Problem
Extract all lines from the data beneath that include the word "JSON".
* START *
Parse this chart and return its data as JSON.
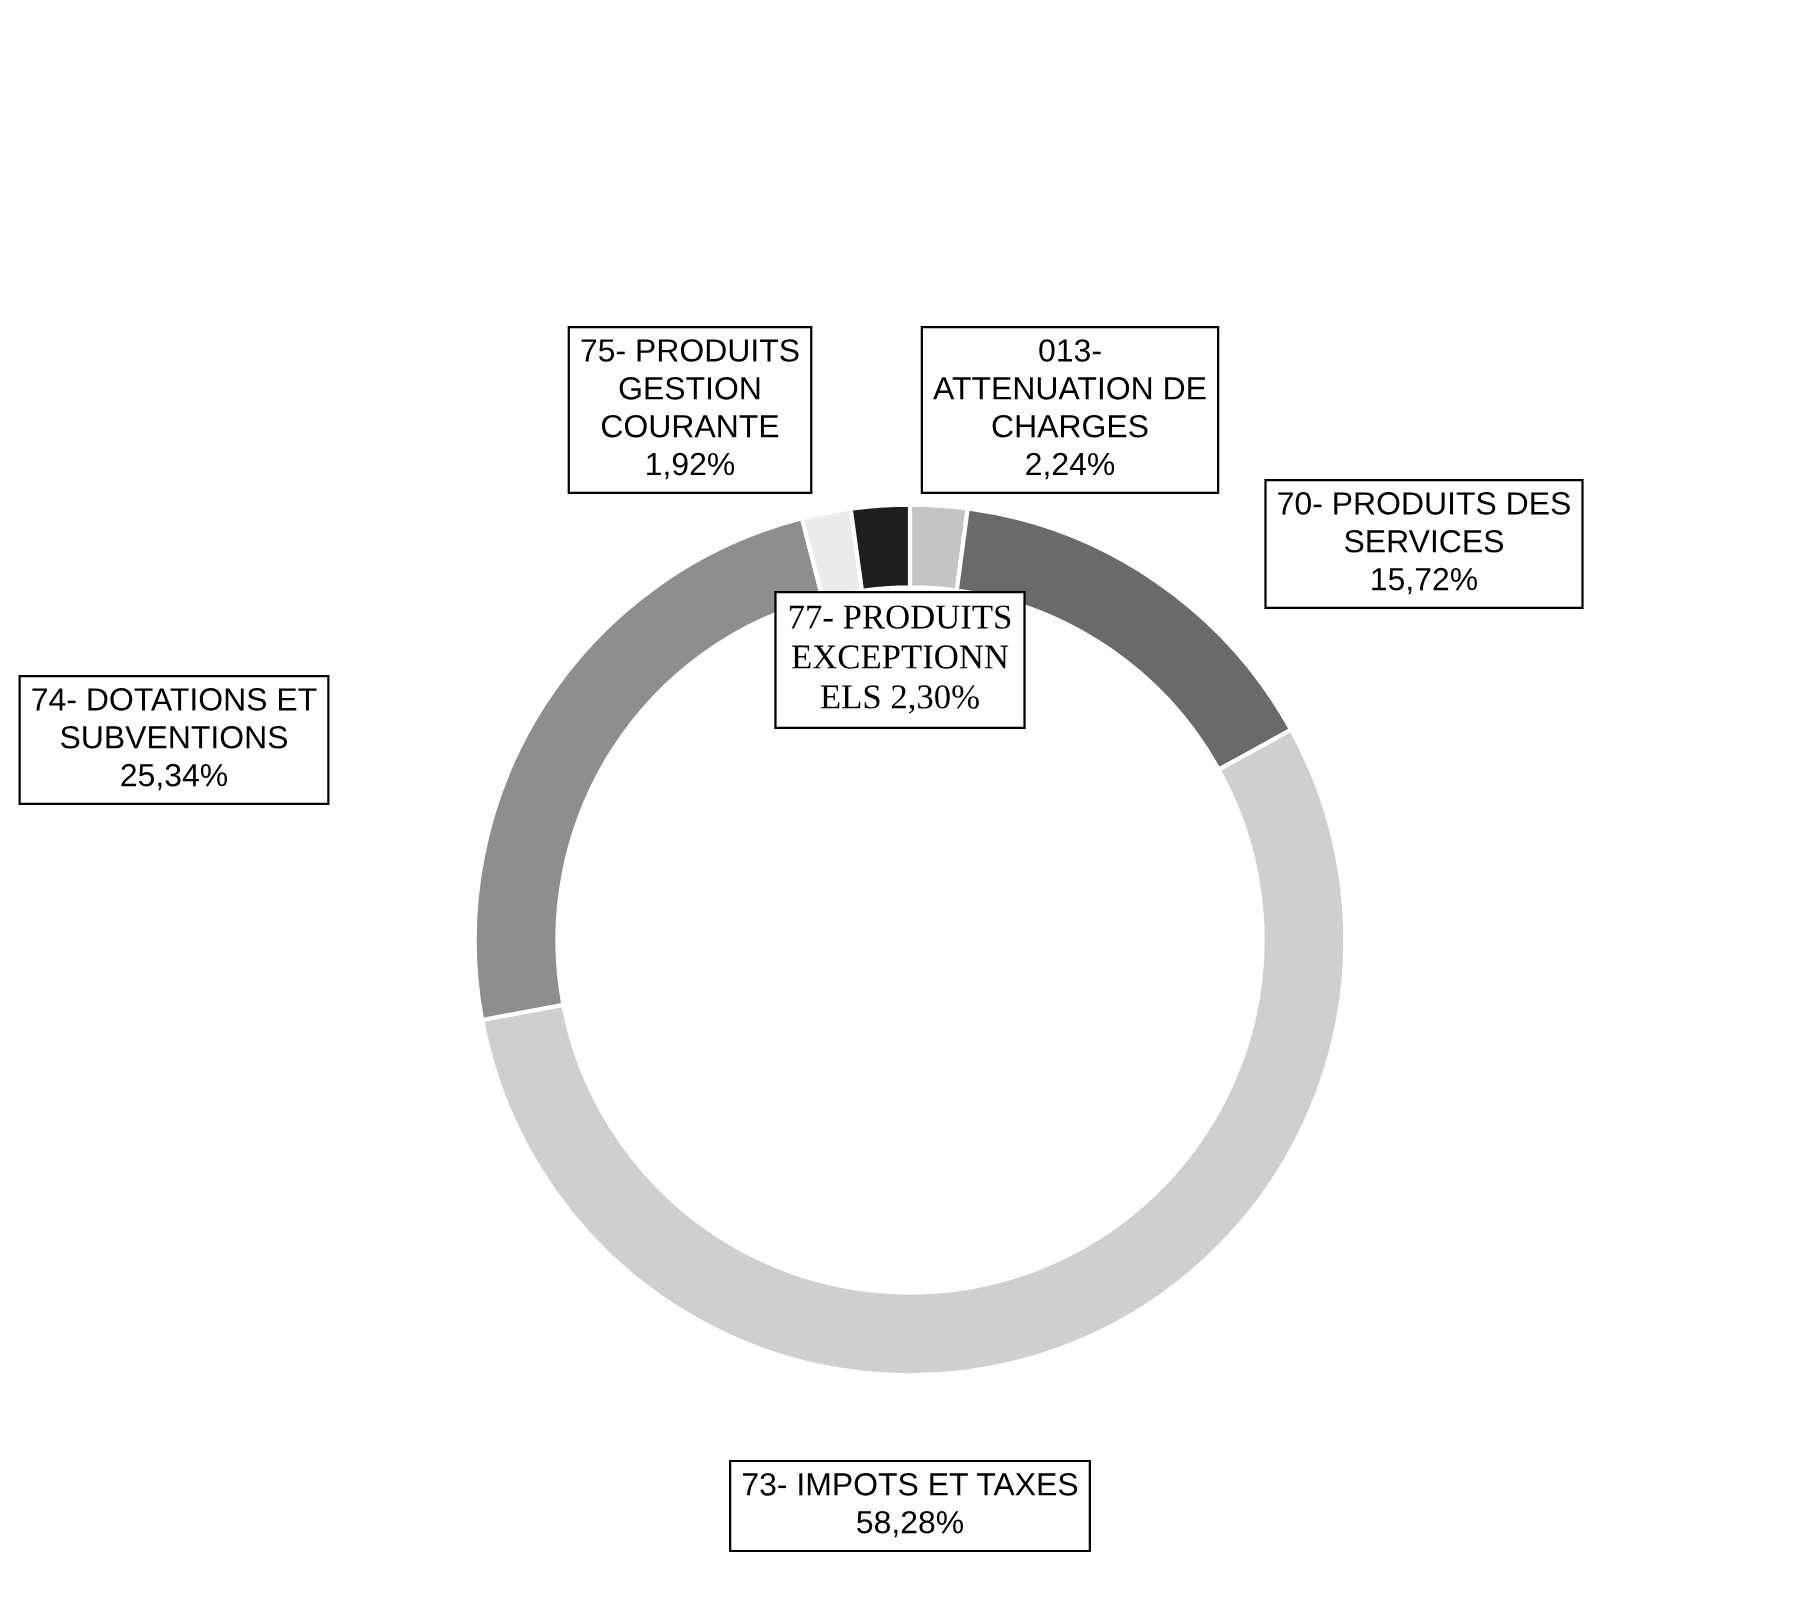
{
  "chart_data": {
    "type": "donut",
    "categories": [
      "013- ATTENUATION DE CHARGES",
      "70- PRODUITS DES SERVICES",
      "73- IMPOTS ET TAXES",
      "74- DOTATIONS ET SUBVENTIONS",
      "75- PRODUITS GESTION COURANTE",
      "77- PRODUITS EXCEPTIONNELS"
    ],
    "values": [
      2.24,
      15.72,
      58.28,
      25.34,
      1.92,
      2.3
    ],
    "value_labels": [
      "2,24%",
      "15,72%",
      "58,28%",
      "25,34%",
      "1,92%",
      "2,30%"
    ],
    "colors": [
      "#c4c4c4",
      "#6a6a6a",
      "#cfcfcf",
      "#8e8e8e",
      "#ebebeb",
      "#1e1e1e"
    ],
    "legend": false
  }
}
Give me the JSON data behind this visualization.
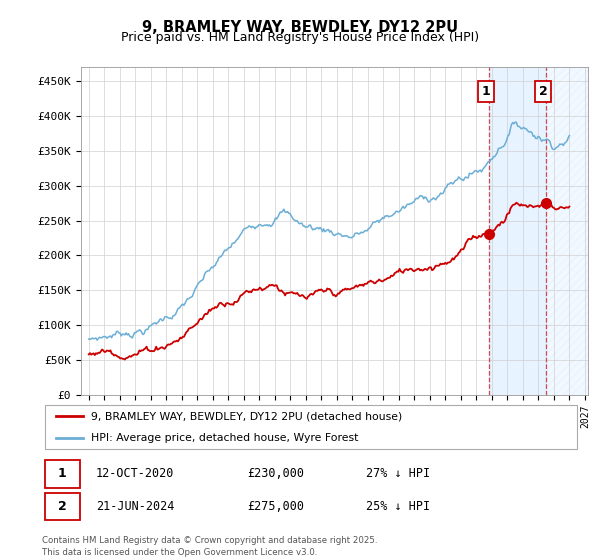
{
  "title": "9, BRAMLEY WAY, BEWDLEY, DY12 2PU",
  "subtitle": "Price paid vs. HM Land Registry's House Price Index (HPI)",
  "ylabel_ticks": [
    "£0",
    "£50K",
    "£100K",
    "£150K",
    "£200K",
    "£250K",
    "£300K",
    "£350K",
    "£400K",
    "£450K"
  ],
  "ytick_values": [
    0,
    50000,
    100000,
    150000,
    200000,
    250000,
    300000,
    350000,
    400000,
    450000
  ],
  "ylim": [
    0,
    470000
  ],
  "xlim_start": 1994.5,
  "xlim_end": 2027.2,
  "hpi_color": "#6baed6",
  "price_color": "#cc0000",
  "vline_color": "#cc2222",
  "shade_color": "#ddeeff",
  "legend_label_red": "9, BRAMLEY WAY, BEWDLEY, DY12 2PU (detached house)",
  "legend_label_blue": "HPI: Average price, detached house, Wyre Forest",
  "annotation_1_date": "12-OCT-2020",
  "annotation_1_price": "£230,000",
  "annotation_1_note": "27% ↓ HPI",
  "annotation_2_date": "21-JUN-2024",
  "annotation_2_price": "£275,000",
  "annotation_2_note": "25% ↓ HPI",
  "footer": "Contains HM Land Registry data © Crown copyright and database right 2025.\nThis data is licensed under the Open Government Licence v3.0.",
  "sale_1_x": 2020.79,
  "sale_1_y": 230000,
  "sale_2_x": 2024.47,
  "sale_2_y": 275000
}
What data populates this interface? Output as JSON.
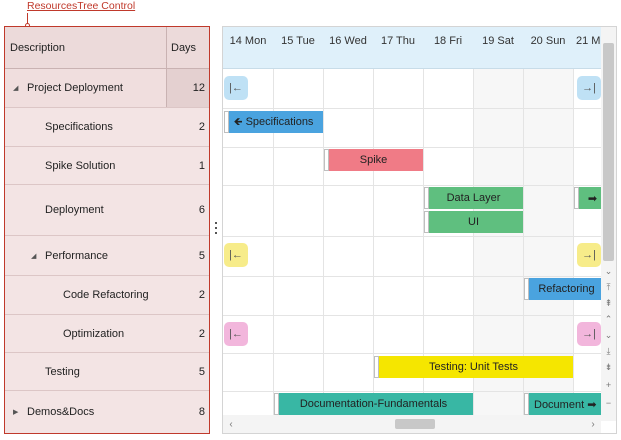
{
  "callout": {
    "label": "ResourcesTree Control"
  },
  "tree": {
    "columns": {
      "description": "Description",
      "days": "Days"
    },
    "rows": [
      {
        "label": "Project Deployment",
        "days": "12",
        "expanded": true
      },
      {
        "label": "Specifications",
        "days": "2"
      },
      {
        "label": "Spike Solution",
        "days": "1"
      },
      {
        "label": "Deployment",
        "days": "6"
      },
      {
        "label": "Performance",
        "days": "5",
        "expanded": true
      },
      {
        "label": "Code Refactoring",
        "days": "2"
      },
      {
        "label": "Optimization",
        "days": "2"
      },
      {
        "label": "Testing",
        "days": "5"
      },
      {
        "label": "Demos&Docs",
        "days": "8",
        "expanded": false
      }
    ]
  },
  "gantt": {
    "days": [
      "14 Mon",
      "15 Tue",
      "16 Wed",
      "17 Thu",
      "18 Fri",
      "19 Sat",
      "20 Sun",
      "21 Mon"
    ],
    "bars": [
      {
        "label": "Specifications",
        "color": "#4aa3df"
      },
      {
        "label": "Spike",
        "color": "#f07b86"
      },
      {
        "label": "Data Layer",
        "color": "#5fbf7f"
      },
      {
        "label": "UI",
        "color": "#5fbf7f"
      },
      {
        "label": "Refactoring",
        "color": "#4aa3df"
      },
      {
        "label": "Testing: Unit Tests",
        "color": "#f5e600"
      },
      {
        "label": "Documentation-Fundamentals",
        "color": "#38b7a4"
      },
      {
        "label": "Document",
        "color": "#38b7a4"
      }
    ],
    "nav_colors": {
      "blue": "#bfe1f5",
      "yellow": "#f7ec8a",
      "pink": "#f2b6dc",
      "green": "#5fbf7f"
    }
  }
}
* END *
Response to the exercise
Parse this chart and return its data as JSON.
Give me the JSON data behind this visualization.
What data populates this interface? Output as JSON.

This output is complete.